*Requirement*
Emit a verbatim copy of the lines running from the line with "Read out every word on this page." through the end of the material below.

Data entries
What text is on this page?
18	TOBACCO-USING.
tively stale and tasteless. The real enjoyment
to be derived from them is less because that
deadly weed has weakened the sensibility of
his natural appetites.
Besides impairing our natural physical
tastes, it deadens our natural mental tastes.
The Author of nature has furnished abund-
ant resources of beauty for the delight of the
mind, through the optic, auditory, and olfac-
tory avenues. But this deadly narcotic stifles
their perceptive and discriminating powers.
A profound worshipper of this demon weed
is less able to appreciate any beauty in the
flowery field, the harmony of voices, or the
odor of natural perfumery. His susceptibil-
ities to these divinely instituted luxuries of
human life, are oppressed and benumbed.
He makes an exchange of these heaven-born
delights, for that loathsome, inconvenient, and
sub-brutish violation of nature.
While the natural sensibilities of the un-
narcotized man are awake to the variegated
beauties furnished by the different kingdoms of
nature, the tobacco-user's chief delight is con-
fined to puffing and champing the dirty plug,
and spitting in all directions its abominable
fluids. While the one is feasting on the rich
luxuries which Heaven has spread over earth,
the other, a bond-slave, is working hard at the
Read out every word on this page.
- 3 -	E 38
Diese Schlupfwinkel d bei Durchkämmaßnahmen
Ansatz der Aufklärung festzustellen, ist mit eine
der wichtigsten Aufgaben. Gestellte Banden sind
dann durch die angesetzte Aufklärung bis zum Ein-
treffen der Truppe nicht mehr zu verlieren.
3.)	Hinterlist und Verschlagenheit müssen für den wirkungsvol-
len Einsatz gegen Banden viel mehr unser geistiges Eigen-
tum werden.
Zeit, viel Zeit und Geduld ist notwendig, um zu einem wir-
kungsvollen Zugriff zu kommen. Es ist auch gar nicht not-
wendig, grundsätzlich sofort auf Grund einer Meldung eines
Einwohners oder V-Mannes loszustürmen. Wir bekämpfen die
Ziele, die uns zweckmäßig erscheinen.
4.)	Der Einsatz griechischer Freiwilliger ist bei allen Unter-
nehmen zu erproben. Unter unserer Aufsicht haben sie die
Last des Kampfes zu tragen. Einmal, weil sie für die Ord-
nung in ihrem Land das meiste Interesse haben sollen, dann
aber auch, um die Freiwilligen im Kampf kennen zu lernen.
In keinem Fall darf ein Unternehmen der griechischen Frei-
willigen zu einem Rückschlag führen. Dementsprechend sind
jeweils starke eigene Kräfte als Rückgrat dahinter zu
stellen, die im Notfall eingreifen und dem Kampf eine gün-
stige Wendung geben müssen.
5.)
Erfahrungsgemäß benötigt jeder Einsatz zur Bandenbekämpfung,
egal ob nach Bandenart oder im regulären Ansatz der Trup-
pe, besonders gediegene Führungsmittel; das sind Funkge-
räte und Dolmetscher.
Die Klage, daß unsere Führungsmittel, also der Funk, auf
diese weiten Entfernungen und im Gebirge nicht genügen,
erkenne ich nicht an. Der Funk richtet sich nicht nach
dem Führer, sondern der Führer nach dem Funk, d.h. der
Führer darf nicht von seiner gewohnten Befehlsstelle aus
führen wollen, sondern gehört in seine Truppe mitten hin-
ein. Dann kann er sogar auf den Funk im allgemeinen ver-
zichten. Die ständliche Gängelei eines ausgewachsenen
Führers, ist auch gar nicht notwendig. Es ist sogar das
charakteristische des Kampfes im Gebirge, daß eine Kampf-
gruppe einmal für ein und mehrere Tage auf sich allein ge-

*Solution for this problem*
Read out every word on this page.
- 3 -	E 38
Diese Schlupfwinkel d bei Durchkämmaßnahmen
Ansatz der Aufklärung festzustellen, ist mit eine
der wichtigsten Aufgaben. Gestellte Banden sind
dann durch die angesetzte Aufklärung bis zum Ein-
treffen der Truppe nicht mehr zu verlieren.
3.)	Hinterlist und Verschlagenheit müssen für den wirkungsvol-
len Einsatz gegen Banden viel mehr unser geistiges Eigen-
tum werden.
Zeit, viel Zeit und Geduld ist notwendig, um zu einem wir-
kungsvollen Zugriff zu kommen. Es ist auch gar nicht not-
wendig, grundsätzlich sofort auf Grund einer Meldung eines
Einwohners oder V-Mannes loszustürmen. Wir bekämpfen die
Ziele, die uns zweckmäßig erscheinen.
4.)	Der Einsatz griechischer Freiwilliger ist bei allen Unter-
nehmen zu erproben. Unter unserer Aufsicht haben sie die
Last des Kampfes zu tragen. Einmal, weil sie für die Ord-
nung in ihrem Land das meiste Interesse haben sollen, dann
aber auch, um die Freiwilligen im Kampf kennen zu lernen.
In keinem Fall darf ein Unternehmen der griechischen Frei-
willigen zu einem Rückschlag führen. Dementsprechend sind
jeweils starke eigene Kräfte als Rückgrat dahinter zu
stellen, die im Notfall eingreifen und dem Kampf eine gün-
stige Wendung geben müssen.
5.)
Erfahrungsgemäß benötigt jeder Einsatz zur Bandenbekämpfung,
egal ob nach Bandenart oder im regulären Ansatz der Trup-
pe, besonders gediegene Führungsmittel; das sind Funkge-
räte und Dolmetscher.
Die Klage, daß unsere Führungsmittel, also der Funk, auf
diese weiten Entfernungen und im Gebirge nicht genügen,
erkenne ich nicht an. Der Funk richtet sich nicht nach
dem Führer, sondern der Führer nach dem Funk, d.h. der
Führer darf nicht von seiner gewohnten Befehlsstelle aus
führen wollen, sondern gehört in seine Truppe mitten hin-
ein. Dann kann er sogar auf den Funk im allgemeinen ver-
zichten. Die ständliche Gängelei eines ausgewachsenen
Führers, ist auch gar nicht notwendig. Es ist sogar das
charakteristische des Kampfes im Gebirge, daß eine Kampf-
gruppe einmal für ein und mehrere Tage auf sich allein ge-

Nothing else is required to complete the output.